[Rows from a dataset]
^^^^^^^^^^^^^^^^
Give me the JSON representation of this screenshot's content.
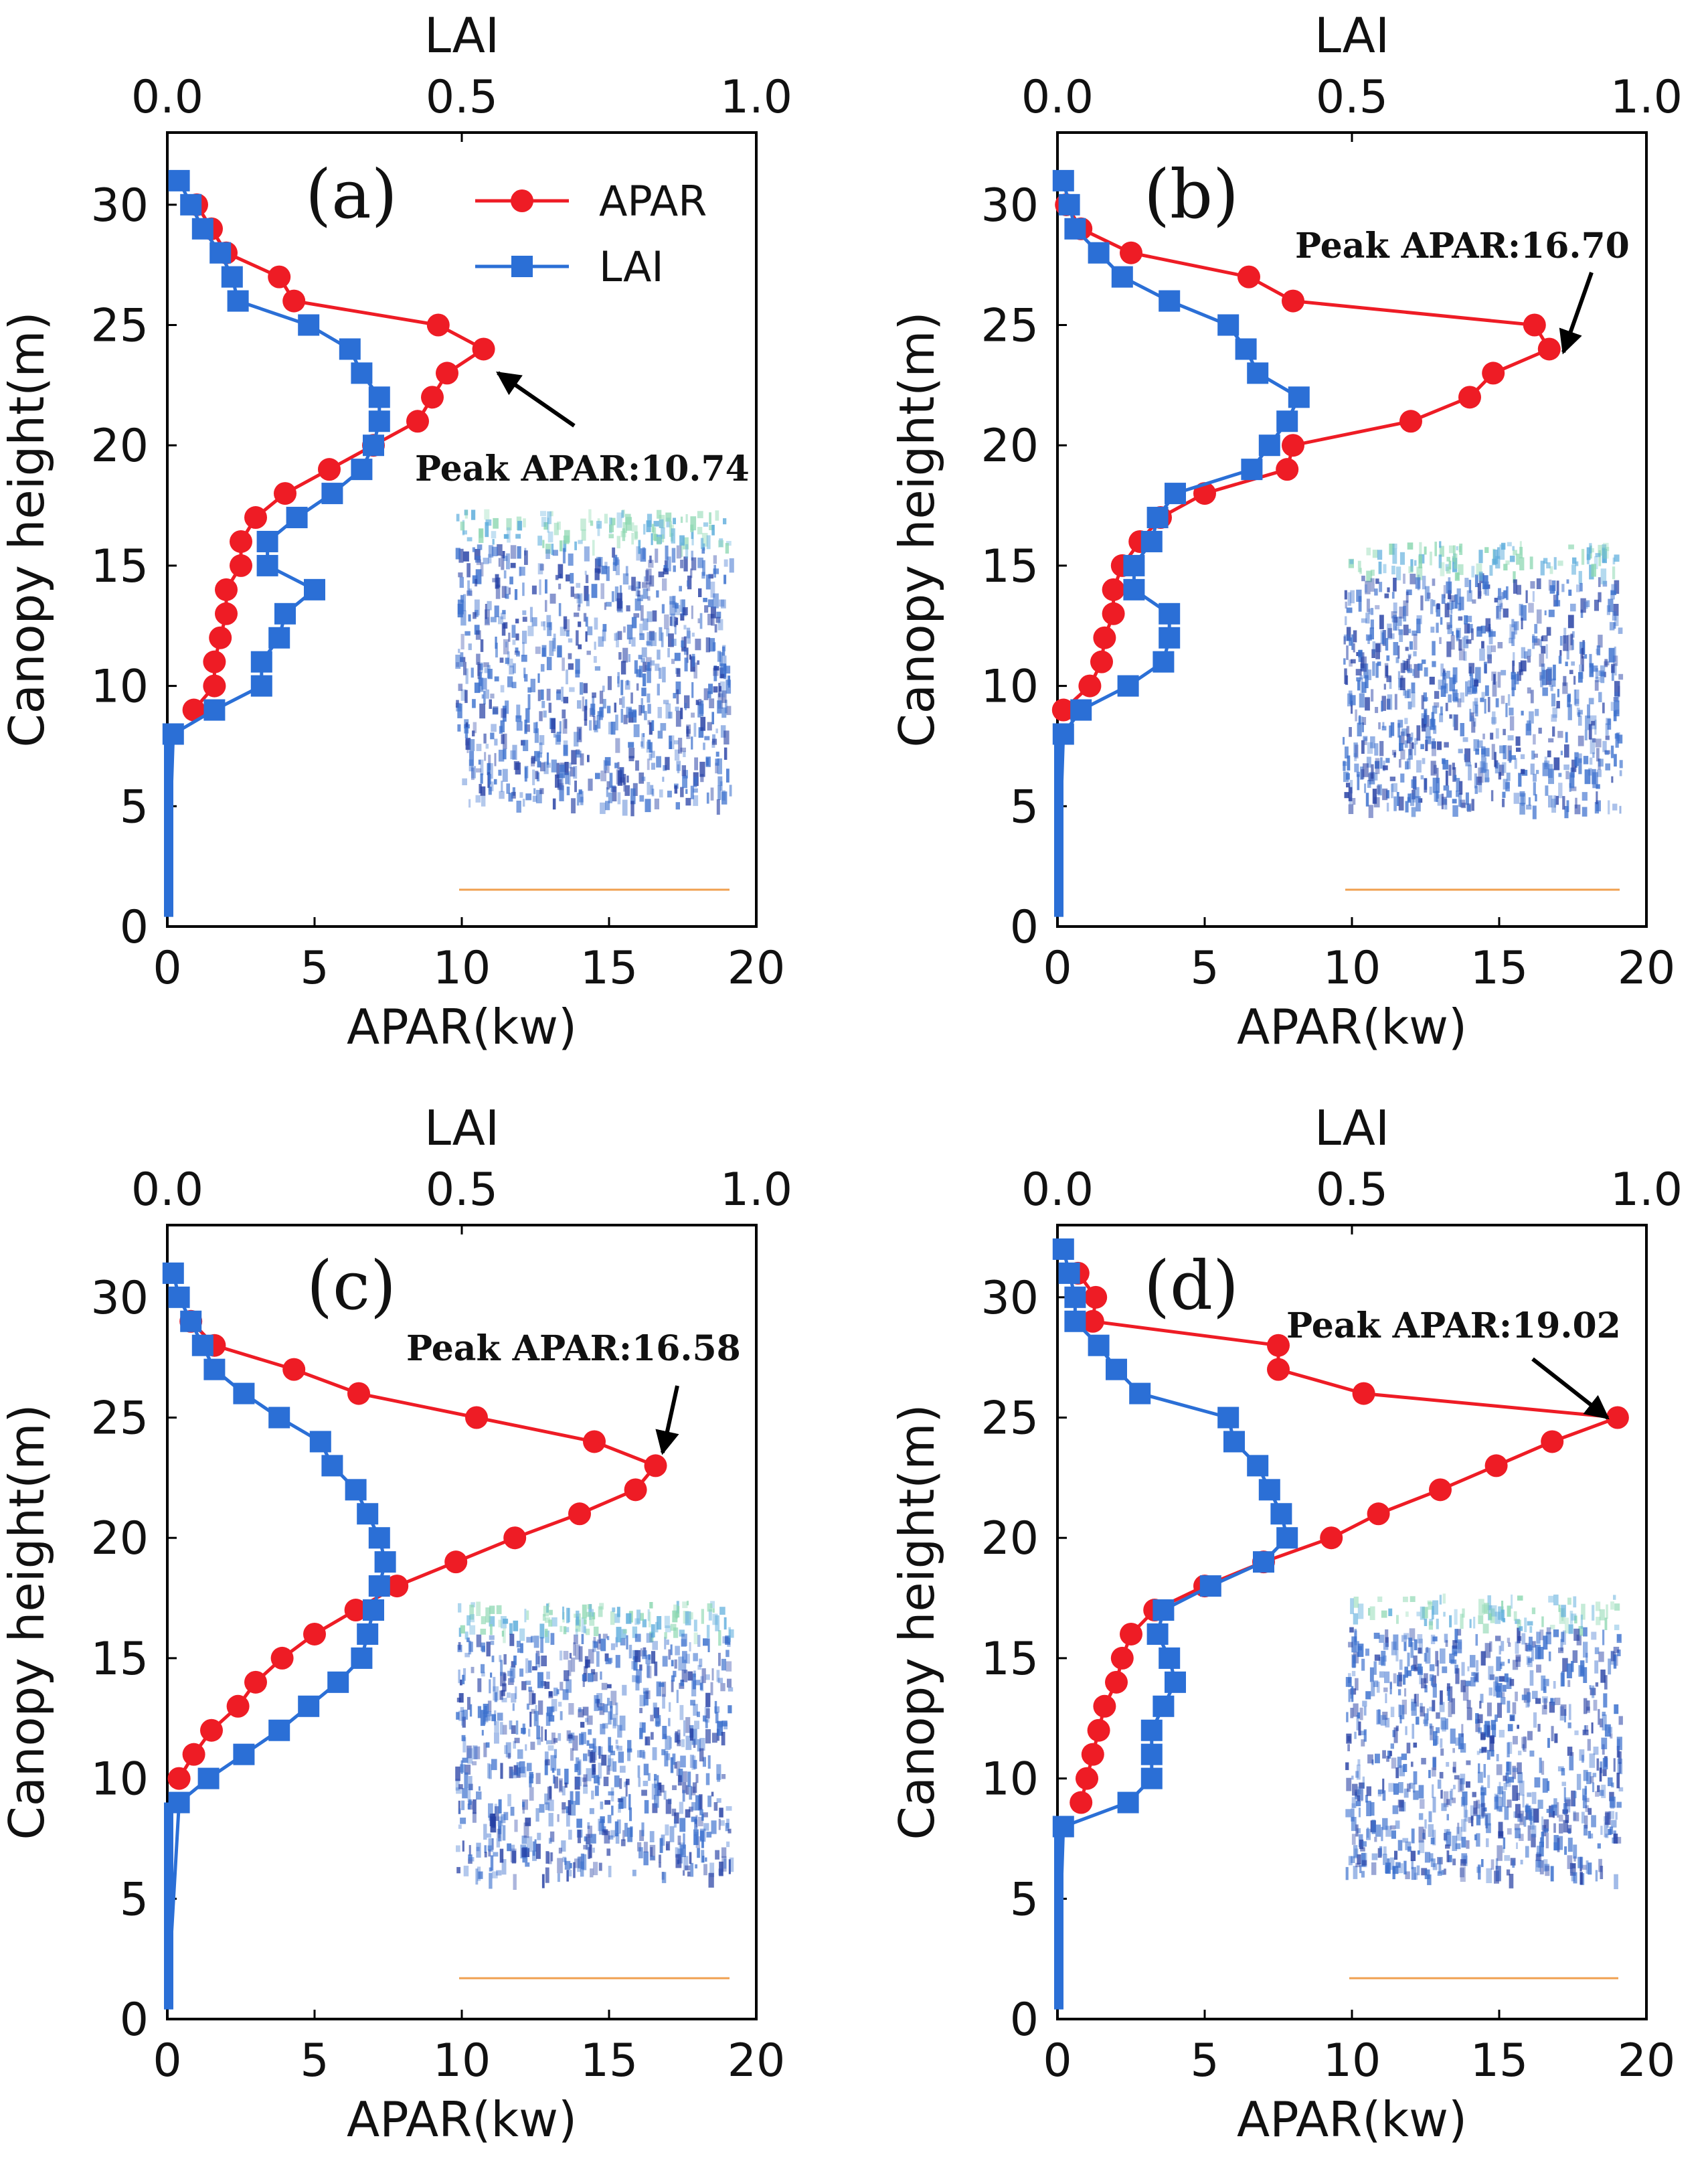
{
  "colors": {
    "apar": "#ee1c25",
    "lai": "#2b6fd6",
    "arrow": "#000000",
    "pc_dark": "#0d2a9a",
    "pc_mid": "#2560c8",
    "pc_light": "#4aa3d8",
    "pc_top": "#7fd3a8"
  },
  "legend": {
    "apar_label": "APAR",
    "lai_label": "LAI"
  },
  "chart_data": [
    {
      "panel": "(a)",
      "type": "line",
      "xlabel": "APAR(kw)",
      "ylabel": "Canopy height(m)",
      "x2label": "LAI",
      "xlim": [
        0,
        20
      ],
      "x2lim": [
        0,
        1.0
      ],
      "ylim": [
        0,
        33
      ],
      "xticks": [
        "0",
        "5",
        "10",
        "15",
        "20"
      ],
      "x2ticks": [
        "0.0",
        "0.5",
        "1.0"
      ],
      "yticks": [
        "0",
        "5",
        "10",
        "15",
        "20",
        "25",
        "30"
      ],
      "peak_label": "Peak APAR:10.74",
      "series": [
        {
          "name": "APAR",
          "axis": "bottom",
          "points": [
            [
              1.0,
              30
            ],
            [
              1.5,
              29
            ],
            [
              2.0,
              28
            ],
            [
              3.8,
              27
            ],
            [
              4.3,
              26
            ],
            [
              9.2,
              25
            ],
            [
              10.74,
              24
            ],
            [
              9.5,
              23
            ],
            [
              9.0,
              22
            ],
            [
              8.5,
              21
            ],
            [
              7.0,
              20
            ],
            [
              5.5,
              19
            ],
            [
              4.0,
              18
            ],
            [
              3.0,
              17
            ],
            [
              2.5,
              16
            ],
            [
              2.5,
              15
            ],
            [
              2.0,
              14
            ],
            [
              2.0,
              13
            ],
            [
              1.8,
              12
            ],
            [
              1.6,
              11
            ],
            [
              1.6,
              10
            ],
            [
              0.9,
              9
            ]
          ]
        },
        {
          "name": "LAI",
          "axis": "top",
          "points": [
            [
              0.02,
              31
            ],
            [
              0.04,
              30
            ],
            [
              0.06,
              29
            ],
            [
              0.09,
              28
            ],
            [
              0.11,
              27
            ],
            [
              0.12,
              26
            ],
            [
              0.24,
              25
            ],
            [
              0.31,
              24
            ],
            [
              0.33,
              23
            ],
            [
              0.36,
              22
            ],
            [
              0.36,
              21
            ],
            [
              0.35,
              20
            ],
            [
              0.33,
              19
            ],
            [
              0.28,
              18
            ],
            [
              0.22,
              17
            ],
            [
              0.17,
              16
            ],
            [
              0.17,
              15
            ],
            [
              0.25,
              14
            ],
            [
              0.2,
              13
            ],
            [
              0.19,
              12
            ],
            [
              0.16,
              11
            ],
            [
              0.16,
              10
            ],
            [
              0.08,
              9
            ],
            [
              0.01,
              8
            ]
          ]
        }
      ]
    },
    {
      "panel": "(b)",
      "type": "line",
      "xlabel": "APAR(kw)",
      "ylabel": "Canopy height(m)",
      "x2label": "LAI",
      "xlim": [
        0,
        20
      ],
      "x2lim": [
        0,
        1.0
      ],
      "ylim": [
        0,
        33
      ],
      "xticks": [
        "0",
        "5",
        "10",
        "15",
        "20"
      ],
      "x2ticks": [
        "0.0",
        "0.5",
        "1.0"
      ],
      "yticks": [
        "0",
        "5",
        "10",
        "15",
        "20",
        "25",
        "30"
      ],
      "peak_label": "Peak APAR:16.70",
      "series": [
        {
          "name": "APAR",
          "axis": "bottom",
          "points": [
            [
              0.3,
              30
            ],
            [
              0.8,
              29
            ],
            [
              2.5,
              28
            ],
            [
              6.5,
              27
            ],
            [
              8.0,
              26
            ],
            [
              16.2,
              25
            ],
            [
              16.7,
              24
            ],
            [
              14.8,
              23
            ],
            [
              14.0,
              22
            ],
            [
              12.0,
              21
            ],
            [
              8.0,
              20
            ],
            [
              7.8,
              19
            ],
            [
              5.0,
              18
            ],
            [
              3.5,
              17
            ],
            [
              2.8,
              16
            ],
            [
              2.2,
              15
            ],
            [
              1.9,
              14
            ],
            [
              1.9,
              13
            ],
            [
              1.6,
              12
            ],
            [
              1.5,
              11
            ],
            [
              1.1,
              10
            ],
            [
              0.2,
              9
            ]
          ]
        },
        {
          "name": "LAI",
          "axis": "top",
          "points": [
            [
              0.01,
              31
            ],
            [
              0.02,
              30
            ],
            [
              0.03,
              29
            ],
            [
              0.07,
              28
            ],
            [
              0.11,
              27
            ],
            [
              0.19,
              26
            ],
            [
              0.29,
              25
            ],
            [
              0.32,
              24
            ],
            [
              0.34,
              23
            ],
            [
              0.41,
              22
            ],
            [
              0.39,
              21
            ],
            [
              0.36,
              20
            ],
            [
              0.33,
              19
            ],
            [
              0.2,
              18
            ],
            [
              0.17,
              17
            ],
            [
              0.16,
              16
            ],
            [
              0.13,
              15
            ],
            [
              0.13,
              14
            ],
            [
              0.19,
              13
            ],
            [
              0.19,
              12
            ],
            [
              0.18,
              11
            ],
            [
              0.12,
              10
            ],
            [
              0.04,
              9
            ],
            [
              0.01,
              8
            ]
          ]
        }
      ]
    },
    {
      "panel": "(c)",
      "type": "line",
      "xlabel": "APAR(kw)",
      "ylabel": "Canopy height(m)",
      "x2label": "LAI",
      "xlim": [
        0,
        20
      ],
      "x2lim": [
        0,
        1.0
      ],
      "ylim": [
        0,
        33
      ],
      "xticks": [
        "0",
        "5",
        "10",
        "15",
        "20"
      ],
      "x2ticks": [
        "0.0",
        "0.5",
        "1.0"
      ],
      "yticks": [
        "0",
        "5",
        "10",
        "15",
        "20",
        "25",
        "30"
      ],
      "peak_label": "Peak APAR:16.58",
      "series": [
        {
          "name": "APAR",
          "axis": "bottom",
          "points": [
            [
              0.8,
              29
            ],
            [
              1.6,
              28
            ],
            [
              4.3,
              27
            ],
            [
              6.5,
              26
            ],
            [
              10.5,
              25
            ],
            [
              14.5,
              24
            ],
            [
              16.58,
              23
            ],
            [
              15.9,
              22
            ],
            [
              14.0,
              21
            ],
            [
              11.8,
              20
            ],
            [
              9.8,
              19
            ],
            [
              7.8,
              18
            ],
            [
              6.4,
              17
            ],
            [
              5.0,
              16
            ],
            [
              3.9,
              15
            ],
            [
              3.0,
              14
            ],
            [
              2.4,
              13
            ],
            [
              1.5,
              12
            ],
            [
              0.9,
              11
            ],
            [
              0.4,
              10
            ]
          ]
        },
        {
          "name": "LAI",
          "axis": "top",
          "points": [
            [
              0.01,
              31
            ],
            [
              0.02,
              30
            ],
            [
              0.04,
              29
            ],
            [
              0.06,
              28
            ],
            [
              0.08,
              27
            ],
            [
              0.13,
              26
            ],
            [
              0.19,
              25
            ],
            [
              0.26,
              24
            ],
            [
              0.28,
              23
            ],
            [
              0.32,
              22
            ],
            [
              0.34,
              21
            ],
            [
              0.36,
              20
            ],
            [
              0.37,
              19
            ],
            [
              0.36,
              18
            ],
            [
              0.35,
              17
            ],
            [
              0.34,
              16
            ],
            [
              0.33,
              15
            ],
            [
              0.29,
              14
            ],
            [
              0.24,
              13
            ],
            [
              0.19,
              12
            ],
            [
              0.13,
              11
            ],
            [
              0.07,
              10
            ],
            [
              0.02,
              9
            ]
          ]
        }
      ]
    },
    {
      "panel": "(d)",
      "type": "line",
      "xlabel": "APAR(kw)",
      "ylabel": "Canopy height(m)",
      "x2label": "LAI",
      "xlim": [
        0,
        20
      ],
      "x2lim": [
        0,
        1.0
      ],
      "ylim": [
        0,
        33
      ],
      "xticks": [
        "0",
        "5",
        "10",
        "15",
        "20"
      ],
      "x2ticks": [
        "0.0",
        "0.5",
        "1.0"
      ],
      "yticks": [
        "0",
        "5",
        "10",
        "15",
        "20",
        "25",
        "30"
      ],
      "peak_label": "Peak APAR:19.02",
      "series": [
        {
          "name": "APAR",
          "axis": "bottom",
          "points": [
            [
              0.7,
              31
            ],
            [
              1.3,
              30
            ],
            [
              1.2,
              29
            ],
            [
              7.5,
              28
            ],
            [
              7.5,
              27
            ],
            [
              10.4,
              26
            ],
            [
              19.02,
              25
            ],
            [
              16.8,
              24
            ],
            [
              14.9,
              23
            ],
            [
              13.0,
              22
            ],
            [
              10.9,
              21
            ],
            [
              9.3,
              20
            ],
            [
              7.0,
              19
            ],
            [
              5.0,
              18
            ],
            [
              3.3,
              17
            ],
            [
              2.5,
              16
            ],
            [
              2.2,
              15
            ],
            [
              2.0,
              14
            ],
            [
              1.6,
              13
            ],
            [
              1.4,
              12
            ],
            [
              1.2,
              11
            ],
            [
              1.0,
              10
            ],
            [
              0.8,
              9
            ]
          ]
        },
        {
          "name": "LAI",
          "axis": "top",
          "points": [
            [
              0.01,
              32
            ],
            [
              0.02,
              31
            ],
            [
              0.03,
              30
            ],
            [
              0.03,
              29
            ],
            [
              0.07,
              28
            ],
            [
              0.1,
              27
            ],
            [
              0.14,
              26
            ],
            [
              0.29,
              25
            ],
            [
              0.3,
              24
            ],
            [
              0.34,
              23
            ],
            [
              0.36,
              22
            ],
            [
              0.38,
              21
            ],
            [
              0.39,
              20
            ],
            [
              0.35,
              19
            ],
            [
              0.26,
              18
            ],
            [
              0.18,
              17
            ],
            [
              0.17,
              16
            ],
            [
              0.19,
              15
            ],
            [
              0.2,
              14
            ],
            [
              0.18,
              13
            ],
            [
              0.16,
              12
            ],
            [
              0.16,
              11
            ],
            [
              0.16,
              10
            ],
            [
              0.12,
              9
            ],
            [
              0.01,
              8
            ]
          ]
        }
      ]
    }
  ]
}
^^^^^^^^^^^^^^^^
WHAT TO PRODUCE:
All lines above containing the string "Peak" are to be collected.

SOLUTION TO THIS PROBLEM:
      "peak_label": "Peak APAR:10.74",
      "peak_label": "Peak APAR:16.70",
      "peak_label": "Peak APAR:16.58",
      "peak_label": "Peak APAR:19.02",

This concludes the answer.